Entries provided >>
● ● ● ●

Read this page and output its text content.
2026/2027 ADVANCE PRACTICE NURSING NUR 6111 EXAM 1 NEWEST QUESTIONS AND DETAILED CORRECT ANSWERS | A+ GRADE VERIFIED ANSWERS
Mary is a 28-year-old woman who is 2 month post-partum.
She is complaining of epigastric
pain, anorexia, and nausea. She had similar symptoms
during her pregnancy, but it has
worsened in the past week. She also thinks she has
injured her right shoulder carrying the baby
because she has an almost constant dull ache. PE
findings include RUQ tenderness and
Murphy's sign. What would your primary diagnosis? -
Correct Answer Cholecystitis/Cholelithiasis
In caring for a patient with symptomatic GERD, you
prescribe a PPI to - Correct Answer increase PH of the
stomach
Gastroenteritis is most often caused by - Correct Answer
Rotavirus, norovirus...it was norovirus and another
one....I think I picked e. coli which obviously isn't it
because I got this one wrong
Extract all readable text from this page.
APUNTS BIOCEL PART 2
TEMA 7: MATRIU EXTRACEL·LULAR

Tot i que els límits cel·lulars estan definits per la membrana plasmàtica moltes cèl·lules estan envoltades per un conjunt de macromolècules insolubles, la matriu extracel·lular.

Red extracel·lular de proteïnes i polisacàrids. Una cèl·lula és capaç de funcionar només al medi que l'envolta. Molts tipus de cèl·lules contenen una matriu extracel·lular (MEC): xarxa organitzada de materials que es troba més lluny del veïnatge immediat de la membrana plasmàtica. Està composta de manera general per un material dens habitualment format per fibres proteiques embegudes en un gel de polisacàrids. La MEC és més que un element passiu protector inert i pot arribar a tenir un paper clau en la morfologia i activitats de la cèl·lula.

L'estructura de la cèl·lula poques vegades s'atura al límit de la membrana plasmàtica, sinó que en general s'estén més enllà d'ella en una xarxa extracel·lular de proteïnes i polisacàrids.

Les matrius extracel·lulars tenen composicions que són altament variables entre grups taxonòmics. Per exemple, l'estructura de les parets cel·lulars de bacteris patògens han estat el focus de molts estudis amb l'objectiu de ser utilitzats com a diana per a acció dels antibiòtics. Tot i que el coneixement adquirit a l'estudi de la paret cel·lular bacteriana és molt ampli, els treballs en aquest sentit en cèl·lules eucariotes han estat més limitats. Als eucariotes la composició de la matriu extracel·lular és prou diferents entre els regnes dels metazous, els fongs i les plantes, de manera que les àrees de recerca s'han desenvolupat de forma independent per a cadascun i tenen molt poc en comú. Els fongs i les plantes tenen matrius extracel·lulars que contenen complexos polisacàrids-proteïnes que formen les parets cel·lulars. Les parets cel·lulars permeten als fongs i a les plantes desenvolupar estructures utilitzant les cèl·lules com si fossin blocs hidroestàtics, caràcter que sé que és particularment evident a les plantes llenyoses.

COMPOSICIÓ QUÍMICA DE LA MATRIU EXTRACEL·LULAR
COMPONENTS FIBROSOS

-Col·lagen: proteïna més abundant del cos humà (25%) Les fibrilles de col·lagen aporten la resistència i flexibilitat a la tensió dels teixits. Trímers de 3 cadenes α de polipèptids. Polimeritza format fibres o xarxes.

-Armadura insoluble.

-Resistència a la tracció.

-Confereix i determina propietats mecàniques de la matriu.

● ● ● ●

Problem requirements >> When you answer, repeat each entry exactly as it appears above.

Solution >>
Read this page and output its text content.
2026/2027 ADVANCE PRACTICE NURSING NUR 6111 EXAM 1 NEWEST QUESTIONS AND DETAILED CORRECT ANSWERS | A+ GRADE VERIFIED ANSWERS
Mary is a 28-year-old woman who is 2 month post-partum.
She is complaining of epigastric
pain, anorexia, and nausea. She had similar symptoms
during her pregnancy, but it has
worsened in the past week. She also thinks she has
injured her right shoulder carrying the baby
because she has an almost constant dull ache. PE
findings include RUQ tenderness and
Murphy's sign. What would your primary diagnosis? -
Correct Answer Cholecystitis/Cholelithiasis
In caring for a patient with symptomatic GERD, you
prescribe a PPI to - Correct Answer increase PH of the
stomach
Gastroenteritis is most often caused by - Correct Answer
Rotavirus, norovirus...it was norovirus and another
one....I think I picked e. coli which obviously isn't it
because I got this one wrong
Extract all readable text from this page.
APUNTS BIOCEL PART 2
TEMA 7: MATRIU EXTRACEL·LULAR

Tot i que els límits cel·lulars estan definits per la membrana plasmàtica moltes cèl·lules estan envoltades per un conjunt de macromolècules insolubles, la matriu extracel·lular.

Red extracel·lular de proteïnes i polisacàrids. Una cèl·lula és capaç de funcionar només al medi que l'envolta. Molts tipus de cèl·lules contenen una matriu extracel·lular (MEC): xarxa organitzada de materials que es troba més lluny del veïnatge immediat de la membrana plasmàtica. Està composta de manera general per un material dens habitualment format per fibres proteiques embegudes en un gel de polisacàrids. La MEC és més que un element passiu protector inert i pot arribar a tenir un paper clau en la morfologia i activitats de la cèl·lula.

L'estructura de la cèl·lula poques vegades s'atura al límit de la membrana plasmàtica, sinó que en general s'estén més enllà d'ella en una xarxa extracel·lular de proteïnes i polisacàrids.

Les matrius extracel·lulars tenen composicions que són altament variables entre grups taxonòmics. Per exemple, l'estructura de les parets cel·lulars de bacteris patògens han estat el focus de molts estudis amb l'objectiu de ser utilitzats com a diana per a acció dels antibiòtics. Tot i que el coneixement adquirit a l'estudi de la paret cel·lular bacteriana és molt ampli, els treballs en aquest sentit en cèl·lules eucariotes han estat més limitats. Als eucariotes la composició de la matriu extracel·lular és prou diferents entre els regnes dels metazous, els fongs i les plantes, de manera que les àrees de recerca s'han desenvolupat de forma independent per a cadascun i tenen molt poc en comú. Els fongs i les plantes tenen matrius extracel·lulars que contenen complexos polisacàrids-proteïnes que formen les parets cel·lulars. Les parets cel·lulars permeten als fongs i a les plantes desenvolupar estructures utilitzant les cèl·lules com si fossin blocs hidroestàtics, caràcter que sé que és particularment evident a les plantes llenyoses.

COMPOSICIÓ QUÍMICA DE LA MATRIU EXTRACEL·LULAR
COMPONENTS FIBROSOS

-Col·lagen: proteïna més abundant del cos humà (25%) Les fibrilles de col·lagen aporten la resistència i flexibilitat a la tensió dels teixits. Trímers de 3 cadenes α de polipèptids. Polimeritza format fibres o xarxes.

-Armadura insoluble.

-Resistència a la tracció.

-Confereix i determina propietats mecàniques de la matriu.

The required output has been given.